Challenge:
Update the rows from the start through the line containing "censor-mark [472,379,483,392]" by replacing "risk-count" with "at-risk-count" and leaving everything else unchanged.

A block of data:
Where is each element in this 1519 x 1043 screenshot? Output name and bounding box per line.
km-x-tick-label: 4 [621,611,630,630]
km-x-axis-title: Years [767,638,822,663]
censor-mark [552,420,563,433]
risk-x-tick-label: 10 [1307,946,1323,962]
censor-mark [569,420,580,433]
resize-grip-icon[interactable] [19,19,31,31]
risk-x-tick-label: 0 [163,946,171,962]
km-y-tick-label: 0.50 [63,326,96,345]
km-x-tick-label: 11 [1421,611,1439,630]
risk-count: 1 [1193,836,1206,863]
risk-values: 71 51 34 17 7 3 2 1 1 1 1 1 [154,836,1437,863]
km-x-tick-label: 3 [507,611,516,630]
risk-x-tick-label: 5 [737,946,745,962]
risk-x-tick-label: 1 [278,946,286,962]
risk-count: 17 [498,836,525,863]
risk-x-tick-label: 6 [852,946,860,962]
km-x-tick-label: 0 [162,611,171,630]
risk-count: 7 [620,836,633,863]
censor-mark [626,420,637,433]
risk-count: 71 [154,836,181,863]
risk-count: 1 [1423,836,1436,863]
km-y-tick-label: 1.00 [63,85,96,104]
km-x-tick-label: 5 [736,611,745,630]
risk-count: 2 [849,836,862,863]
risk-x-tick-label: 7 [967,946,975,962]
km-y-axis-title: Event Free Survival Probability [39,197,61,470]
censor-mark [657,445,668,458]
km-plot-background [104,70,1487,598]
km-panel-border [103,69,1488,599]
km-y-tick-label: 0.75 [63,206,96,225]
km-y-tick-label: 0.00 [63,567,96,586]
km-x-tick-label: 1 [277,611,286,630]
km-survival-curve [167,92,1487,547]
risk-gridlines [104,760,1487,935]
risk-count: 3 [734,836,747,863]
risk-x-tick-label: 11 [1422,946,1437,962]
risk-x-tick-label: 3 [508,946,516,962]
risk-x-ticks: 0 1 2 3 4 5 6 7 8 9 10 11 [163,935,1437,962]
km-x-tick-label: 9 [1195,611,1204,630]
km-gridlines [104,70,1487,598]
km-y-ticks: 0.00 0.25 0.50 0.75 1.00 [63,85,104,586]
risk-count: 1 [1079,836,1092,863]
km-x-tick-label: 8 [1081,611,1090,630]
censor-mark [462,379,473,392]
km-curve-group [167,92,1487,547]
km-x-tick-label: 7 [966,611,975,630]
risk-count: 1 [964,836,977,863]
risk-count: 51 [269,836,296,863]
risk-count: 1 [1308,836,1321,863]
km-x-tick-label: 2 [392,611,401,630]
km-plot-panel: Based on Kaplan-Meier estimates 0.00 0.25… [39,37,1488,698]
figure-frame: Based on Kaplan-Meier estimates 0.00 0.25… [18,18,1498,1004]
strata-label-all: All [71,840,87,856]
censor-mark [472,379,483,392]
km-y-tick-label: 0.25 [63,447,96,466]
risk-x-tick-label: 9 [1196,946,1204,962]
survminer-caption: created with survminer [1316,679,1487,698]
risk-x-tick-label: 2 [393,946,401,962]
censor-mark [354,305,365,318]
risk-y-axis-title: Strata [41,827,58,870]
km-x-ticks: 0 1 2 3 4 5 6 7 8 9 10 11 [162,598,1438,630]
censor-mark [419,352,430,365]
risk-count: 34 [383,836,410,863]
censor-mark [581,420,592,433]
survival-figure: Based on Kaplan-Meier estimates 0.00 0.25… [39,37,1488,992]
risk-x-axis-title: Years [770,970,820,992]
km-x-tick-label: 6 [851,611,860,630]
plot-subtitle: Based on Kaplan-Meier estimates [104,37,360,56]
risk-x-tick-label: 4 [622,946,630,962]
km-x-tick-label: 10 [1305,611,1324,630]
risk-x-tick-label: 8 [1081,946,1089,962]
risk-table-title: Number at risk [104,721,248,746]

Expected answer:
Where is each element in this 1519 x 1043 screenshot? Output name and bounding box per line.
km-x-tick-label: 4 [621,611,630,630]
km-x-axis-title: Years [767,638,822,663]
censor-mark [552,420,563,433]
risk-x-tick-label: 10 [1307,946,1323,962]
censor-mark [569,420,580,433]
resize-grip-icon[interactable] [19,19,31,31]
risk-x-tick-label: 0 [163,946,171,962]
km-y-tick-label: 0.50 [63,326,96,345]
km-x-tick-label: 11 [1421,611,1439,630]
at-risk-count: 1 [1193,836,1206,863]
risk-values: 71 51 34 17 7 3 2 1 1 1 1 1 [154,836,1437,863]
km-x-tick-label: 3 [507,611,516,630]
risk-x-tick-label: 5 [737,946,745,962]
risk-x-tick-label: 1 [278,946,286,962]
at-risk-count: 17 [498,836,525,863]
risk-x-tick-label: 6 [852,946,860,962]
km-x-tick-label: 0 [162,611,171,630]
at-risk-count: 7 [620,836,633,863]
censor-mark [626,420,637,433]
at-risk-count: 71 [154,836,181,863]
at-risk-count: 1 [1423,836,1436,863]
km-y-tick-label: 1.00 [63,85,96,104]
km-x-tick-label: 5 [736,611,745,630]
at-risk-count: 2 [849,836,862,863]
risk-x-tick-label: 7 [967,946,975,962]
km-y-axis-title: Event Free Survival Probability [39,197,61,470]
censor-mark [657,445,668,458]
km-plot-background [104,70,1487,598]
km-panel-border [103,69,1488,599]
km-y-tick-label: 0.75 [63,206,96,225]
km-y-tick-label: 0.00 [63,567,96,586]
km-x-tick-label: 1 [277,611,286,630]
km-survival-curve [167,92,1487,547]
risk-gridlines [104,760,1487,935]
at-risk-count: 3 [734,836,747,863]
risk-x-tick-label: 11 [1422,946,1437,962]
risk-x-tick-label: 3 [508,946,516,962]
risk-x-ticks: 0 1 2 3 4 5 6 7 8 9 10 11 [163,935,1437,962]
km-x-tick-label: 9 [1195,611,1204,630]
km-gridlines [104,70,1487,598]
km-y-ticks: 0.00 0.25 0.50 0.75 1.00 [63,85,104,586]
at-risk-count: 1 [1079,836,1092,863]
km-x-tick-label: 8 [1081,611,1090,630]
censor-mark [462,379,473,392]
km-curve-group [167,92,1487,547]
km-x-tick-label: 7 [966,611,975,630]
at-risk-count: 1 [964,836,977,863]
at-risk-count: 51 [269,836,296,863]
at-risk-count: 1 [1308,836,1321,863]
km-x-tick-label: 2 [392,611,401,630]
km-plot-panel: Based on Kaplan-Meier estimates 0.00 0.25… [39,37,1488,698]
figure-frame: Based on Kaplan-Meier estimates 0.00 0.25… [18,18,1498,1004]
strata-label-all: All [71,840,87,856]
censor-mark [472,379,483,392]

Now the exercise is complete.